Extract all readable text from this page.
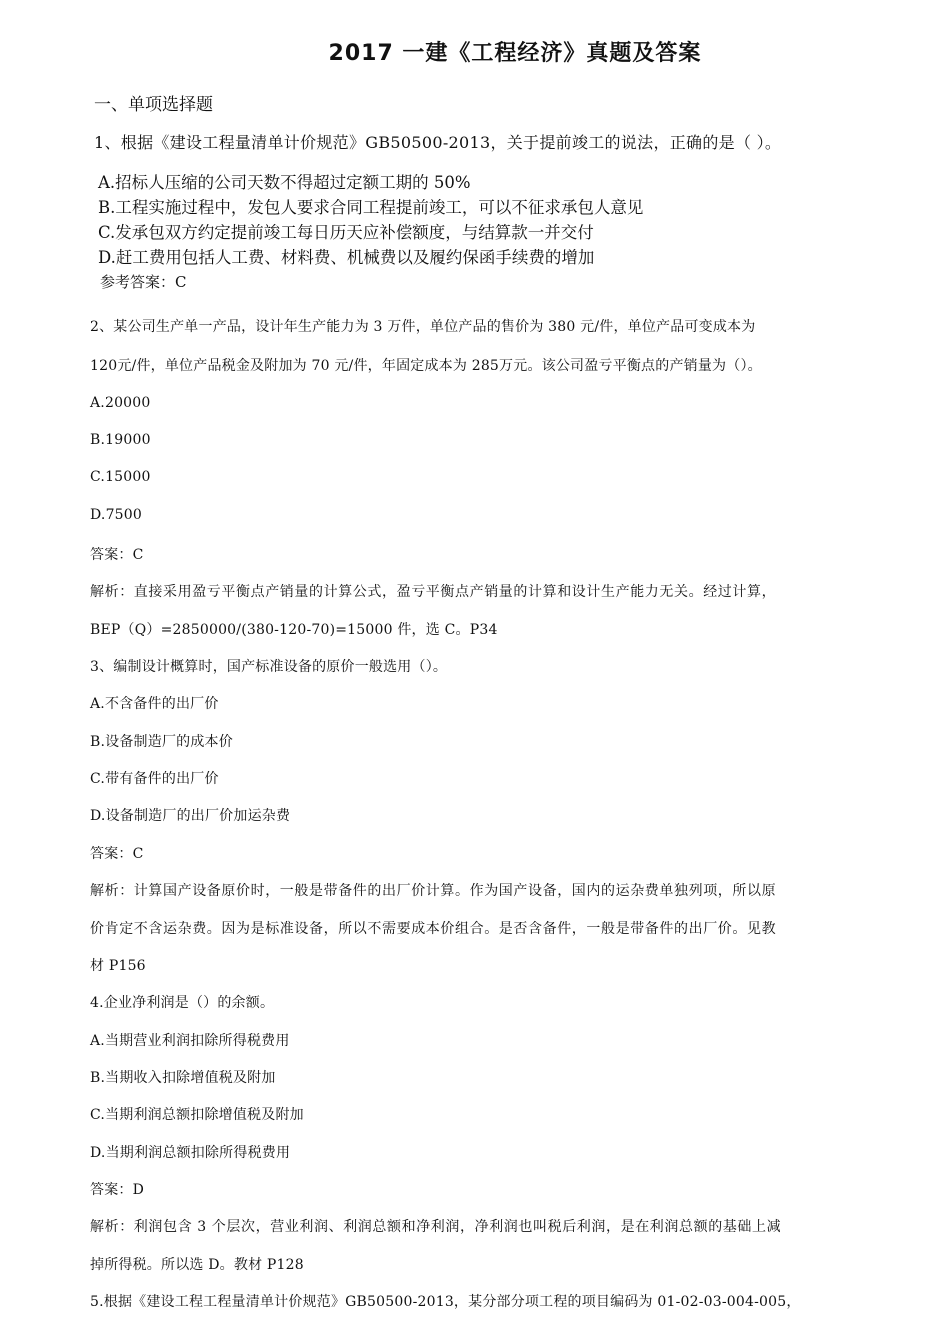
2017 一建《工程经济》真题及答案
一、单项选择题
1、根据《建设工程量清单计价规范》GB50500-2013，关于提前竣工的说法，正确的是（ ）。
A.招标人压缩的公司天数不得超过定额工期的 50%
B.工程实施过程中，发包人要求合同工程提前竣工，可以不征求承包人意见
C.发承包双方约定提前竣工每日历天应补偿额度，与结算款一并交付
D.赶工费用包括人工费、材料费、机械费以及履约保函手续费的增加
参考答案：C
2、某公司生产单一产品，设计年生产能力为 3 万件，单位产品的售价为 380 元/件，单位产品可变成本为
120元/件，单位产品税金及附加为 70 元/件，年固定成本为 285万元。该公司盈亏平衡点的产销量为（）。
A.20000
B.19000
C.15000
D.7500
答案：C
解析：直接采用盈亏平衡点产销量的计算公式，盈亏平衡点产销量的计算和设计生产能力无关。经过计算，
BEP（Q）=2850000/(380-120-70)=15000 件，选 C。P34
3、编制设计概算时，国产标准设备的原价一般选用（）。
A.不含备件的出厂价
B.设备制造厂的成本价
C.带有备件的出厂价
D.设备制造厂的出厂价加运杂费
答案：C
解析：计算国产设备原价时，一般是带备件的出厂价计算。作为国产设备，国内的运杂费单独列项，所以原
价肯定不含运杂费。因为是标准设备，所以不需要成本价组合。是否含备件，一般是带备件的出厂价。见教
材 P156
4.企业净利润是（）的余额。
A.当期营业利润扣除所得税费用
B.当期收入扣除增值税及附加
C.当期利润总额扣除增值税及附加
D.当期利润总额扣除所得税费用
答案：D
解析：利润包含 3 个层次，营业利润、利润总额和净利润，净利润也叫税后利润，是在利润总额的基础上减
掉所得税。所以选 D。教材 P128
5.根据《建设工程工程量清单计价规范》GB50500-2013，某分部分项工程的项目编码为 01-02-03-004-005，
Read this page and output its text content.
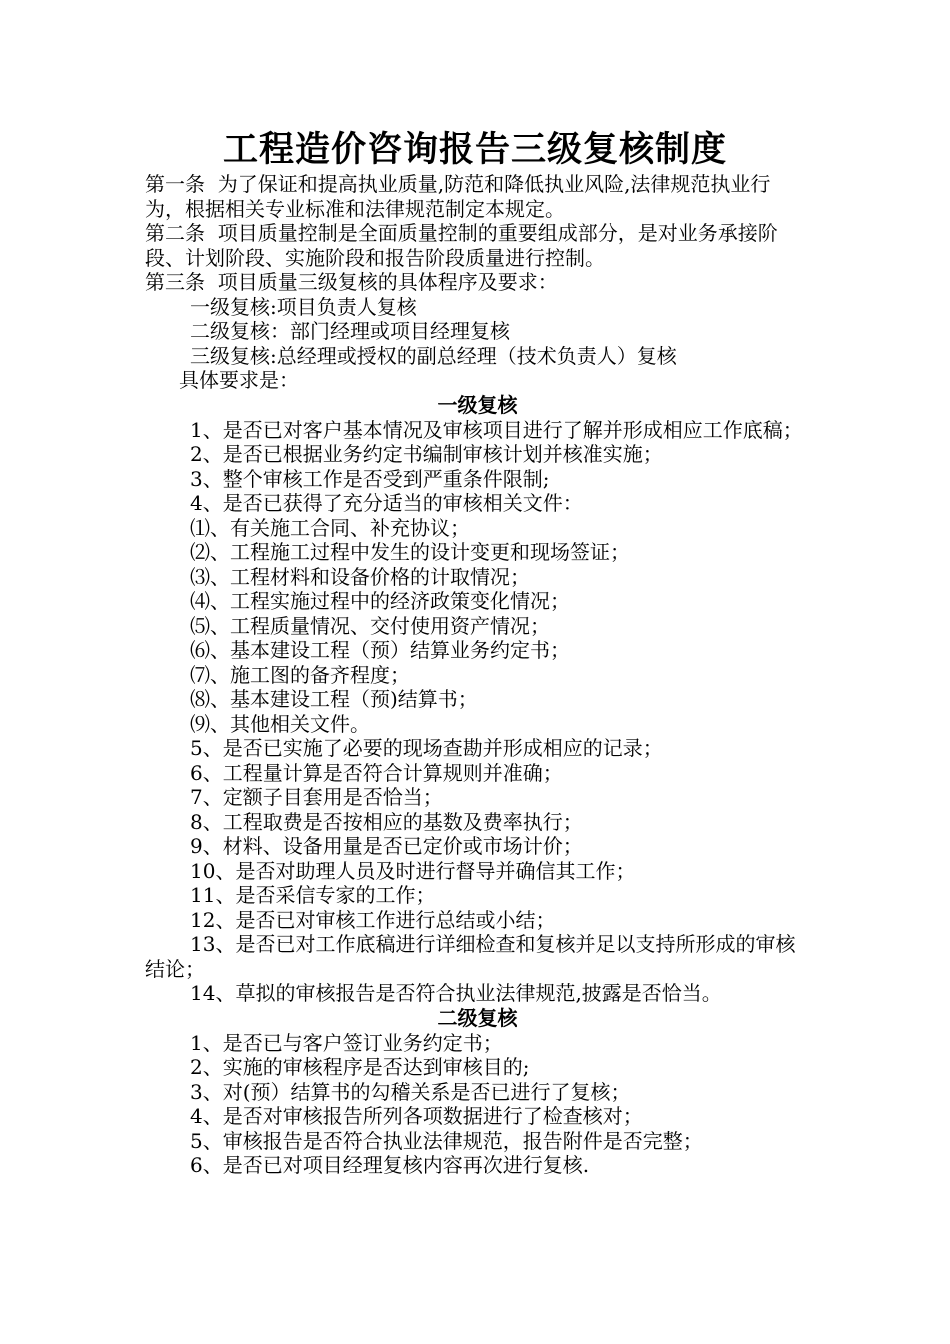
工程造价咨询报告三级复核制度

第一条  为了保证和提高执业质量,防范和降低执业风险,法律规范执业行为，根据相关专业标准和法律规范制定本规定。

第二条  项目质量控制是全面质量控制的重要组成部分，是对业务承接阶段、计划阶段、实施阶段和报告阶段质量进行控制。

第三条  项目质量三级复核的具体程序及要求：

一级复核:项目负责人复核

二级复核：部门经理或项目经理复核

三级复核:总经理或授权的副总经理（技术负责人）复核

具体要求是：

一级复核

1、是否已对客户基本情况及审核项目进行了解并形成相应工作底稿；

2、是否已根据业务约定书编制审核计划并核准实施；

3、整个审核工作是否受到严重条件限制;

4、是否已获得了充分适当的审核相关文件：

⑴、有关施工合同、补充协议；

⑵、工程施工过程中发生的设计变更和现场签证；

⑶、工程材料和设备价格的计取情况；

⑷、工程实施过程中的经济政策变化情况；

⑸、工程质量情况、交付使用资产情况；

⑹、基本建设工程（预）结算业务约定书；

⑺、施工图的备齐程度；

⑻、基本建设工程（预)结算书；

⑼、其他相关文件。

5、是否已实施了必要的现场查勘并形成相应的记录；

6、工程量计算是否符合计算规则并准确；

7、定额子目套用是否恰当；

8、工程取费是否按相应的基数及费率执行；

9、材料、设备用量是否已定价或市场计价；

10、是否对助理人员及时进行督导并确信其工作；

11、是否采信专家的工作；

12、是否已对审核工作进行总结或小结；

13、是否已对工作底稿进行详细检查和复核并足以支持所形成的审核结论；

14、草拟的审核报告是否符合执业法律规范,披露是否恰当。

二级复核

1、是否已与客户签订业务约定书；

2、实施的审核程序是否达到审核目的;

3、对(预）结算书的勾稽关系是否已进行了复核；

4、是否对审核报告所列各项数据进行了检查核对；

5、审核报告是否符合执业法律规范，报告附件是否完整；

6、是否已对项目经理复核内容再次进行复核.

──────────────────────────────

■ WHAT YOU HAVE TO DO: Extract every line that has the string "text" in it.

■ EXERCISE OUTPUT:
Extract all readable text from this page.
Read this page and output its text content.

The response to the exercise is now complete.